-- START --

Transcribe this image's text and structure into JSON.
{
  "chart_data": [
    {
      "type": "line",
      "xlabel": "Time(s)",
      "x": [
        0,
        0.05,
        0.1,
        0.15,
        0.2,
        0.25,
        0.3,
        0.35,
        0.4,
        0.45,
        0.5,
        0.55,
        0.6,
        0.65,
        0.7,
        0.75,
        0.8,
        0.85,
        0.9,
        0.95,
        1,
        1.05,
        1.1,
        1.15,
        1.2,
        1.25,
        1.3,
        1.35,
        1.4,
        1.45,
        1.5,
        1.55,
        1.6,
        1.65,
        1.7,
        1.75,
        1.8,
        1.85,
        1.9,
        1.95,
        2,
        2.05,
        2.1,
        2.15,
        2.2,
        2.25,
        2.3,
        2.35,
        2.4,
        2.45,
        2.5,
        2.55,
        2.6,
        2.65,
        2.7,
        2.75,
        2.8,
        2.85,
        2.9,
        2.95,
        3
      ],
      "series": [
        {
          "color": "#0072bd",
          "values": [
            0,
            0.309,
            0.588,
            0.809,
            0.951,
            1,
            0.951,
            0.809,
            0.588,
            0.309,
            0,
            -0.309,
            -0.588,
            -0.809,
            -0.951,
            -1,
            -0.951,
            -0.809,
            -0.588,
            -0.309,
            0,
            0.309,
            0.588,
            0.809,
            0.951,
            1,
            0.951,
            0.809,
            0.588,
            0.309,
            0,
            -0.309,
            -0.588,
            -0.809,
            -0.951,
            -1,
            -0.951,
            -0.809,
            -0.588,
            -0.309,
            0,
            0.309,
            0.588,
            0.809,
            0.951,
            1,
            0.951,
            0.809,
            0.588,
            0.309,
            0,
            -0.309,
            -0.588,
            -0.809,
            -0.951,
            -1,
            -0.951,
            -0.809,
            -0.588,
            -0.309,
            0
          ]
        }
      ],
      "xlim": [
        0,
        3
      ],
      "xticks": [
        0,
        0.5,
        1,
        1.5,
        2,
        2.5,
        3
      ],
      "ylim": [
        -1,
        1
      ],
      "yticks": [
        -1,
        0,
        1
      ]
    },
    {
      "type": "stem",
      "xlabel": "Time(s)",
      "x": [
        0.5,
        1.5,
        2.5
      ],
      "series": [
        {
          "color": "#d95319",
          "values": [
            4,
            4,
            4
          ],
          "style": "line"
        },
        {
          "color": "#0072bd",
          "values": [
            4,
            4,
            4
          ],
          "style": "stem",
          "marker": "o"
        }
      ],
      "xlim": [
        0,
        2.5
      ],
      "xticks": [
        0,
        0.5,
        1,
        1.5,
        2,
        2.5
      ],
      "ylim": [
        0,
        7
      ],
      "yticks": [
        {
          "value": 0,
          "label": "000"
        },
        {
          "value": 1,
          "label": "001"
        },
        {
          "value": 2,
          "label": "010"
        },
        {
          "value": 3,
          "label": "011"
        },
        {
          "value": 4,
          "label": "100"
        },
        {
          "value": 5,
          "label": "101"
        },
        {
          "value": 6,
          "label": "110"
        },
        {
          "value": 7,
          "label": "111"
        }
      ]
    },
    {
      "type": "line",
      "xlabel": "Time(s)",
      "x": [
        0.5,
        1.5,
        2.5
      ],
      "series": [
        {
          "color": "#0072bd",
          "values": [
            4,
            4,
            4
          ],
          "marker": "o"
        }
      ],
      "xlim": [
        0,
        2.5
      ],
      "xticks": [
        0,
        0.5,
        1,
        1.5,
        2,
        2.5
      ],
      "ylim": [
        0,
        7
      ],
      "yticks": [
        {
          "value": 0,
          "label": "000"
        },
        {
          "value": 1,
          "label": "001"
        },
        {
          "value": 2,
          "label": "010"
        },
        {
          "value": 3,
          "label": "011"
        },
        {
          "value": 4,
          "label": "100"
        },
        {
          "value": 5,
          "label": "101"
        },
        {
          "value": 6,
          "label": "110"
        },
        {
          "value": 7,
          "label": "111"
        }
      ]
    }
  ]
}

-- END --

• **WHAT TO WORK ON**
Each line of the listing should be copied exactly.

• **FINISHED ANSWER**
Transcribe this image's text and structure into JSON.
{
  "chart_data": [
    {
      "type": "line",
      "xlabel": "Time(s)",
      "x": [
        0,
        0.05,
        0.1,
        0.15,
        0.2,
        0.25,
        0.3,
        0.35,
        0.4,
        0.45,
        0.5,
        0.55,
        0.6,
        0.65,
        0.7,
        0.75,
        0.8,
        0.85,
        0.9,
        0.95,
        1,
        1.05,
        1.1,
        1.15,
        1.2,
        1.25,
        1.3,
        1.35,
        1.4,
        1.45,
        1.5,
        1.55,
        1.6,
        1.65,
        1.7,
        1.75,
        1.8,
        1.85,
        1.9,
        1.95,
        2,
        2.05,
        2.1,
        2.15,
        2.2,
        2.25,
        2.3,
        2.35,
        2.4,
        2.45,
        2.5,
        2.55,
        2.6,
        2.65,
        2.7,
        2.75,
        2.8,
        2.85,
        2.9,
        2.95,
        3
      ],
      "series": [
        {
          "color": "#0072bd",
          "values": [
            0,
            0.309,
            0.588,
            0.809,
            0.951,
            1,
            0.951,
            0.809,
            0.588,
            0.309,
            0,
            -0.309,
            -0.588,
            -0.809,
            -0.951,
            -1,
            -0.951,
            -0.809,
            -0.588,
            -0.309,
            0,
            0.309,
            0.588,
            0.809,
            0.951,
            1,
            0.951,
            0.809,
            0.588,
            0.309,
            0,
            -0.309,
            -0.588,
            -0.809,
            -0.951,
            -1,
            -0.951,
            -0.809,
            -0.588,
            -0.309,
            0,
            0.309,
            0.588,
            0.809,
            0.951,
            1,
            0.951,
            0.809,
            0.588,
            0.309,
            0,
            -0.309,
            -0.588,
            -0.809,
            -0.951,
            -1,
            -0.951,
            -0.809,
            -0.588,
            -0.309,
            0
          ]
        }
      ],
      "xlim": [
        0,
        3
      ],
      "xticks": [
        0,
        0.5,
        1,
        1.5,
        2,
        2.5,
        3
      ],
      "ylim": [
        -1,
        1
      ],
      "yticks": [
        -1,
        0,
        1
      ]
    },
    {
      "type": "stem",
      "xlabel": "Time(s)",
      "x": [
        0.5,
        1.5,
        2.5
      ],
      "series": [
        {
          "color": "#d95319",
          "values": [
            4,
            4,
            4
          ],
          "style": "line"
        },
        {
          "color": "#0072bd",
          "values": [
            4,
            4,
            4
          ],
          "style": "stem",
          "marker": "o"
        }
      ],
      "xlim": [
        0,
        2.5
      ],
      "xticks": [
        0,
        0.5,
        1,
        1.5,
        2,
        2.5
      ],
      "ylim": [
        0,
        7
      ],
      "yticks": [
        {
          "value": 0,
          "label": "000"
        },
        {
          "value": 1,
          "label": "001"
        },
        {
          "value": 2,
          "label": "010"
        },
        {
          "value": 3,
          "label": "011"
        },
        {
          "value": 4,
          "label": "100"
        },
        {
          "value": 5,
          "label": "101"
        },
        {
          "value": 6,
          "label": "110"
        },
        {
          "value": 7,
          "label": "111"
        }
      ]
    },
    {
      "type": "line",
      "xlabel": "Time(s)",
      "x": [
        0.5,
        1.5,
        2.5
      ],
      "series": [
        {
          "color": "#0072bd",
          "values": [
            4,
            4,
            4
          ],
          "marker": "o"
        }
      ],
      "xlim": [
        0,
        2.5
      ],
      "xticks": [
        0,
        0.5,
        1,
        1.5,
        2,
        2.5
      ],
      "ylim": [
        0,
        7
      ],
      "yticks": [
        {
          "value": 0,
          "label": "000"
        },
        {
          "value": 1,
          "label": "001"
        },
        {
          "value": 2,
          "label": "010"
        },
        {
          "value": 3,
          "label": "011"
        },
        {
          "value": 4,
          "label": "100"
        },
        {
          "value": 5,
          "label": "101"
        },
        {
          "value": 6,
          "label": "110"
        },
        {
          "value": 7,
          "label": "111"
        }
      ]
    }
  ]
}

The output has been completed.